▶ _Exercise brief_: Copy out each line featuring the string "RAVE" from the entries beneath.

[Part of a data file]
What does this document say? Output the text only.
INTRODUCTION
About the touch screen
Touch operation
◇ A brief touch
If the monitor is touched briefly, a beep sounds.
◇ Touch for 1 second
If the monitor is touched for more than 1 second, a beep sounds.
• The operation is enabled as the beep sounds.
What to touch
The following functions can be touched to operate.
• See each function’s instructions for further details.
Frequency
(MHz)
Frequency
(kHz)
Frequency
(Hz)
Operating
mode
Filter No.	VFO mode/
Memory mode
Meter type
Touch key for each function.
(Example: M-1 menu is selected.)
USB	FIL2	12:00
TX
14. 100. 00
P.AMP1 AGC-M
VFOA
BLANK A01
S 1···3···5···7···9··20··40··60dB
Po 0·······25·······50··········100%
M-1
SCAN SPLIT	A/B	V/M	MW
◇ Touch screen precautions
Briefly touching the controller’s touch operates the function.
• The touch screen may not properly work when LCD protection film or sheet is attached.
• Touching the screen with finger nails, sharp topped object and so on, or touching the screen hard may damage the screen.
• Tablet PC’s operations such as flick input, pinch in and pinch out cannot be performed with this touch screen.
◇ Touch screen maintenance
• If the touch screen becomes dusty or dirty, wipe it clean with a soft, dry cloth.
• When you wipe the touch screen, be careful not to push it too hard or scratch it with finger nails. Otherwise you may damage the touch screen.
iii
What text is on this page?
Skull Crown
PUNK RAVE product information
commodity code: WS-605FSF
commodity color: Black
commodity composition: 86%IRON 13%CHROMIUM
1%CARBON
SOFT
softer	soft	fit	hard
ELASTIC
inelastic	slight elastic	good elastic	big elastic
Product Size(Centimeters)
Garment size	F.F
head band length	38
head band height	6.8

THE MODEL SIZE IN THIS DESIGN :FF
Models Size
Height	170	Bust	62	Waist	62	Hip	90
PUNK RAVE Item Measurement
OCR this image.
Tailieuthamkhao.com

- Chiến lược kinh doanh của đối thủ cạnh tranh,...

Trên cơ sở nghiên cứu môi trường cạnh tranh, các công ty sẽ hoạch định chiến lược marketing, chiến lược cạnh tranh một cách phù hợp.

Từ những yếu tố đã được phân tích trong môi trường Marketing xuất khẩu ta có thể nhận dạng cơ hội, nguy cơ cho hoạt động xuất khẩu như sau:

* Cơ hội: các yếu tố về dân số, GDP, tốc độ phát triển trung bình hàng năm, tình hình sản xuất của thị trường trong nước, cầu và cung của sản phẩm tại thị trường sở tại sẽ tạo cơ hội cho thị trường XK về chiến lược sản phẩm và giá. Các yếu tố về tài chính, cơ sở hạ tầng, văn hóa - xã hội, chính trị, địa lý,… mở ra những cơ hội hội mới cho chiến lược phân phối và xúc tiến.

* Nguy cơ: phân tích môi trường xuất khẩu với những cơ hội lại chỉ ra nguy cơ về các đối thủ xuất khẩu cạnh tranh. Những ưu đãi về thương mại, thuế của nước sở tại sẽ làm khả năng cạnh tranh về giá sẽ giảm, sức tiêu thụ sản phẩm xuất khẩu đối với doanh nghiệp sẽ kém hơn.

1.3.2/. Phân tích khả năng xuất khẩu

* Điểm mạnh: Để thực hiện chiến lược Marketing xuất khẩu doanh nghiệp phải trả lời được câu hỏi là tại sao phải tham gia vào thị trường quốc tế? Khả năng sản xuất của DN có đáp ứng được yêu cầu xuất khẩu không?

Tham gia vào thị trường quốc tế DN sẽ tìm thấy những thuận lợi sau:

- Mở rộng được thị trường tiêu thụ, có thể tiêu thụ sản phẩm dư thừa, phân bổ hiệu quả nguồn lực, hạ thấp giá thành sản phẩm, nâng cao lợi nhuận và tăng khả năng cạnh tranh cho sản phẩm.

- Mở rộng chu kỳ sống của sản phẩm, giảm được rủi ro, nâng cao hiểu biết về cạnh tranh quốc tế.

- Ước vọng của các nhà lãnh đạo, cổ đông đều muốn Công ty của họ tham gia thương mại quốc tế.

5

▶ _Solution for this problem_:
PUNK RAVE product information
PUNK RAVE Item Measurement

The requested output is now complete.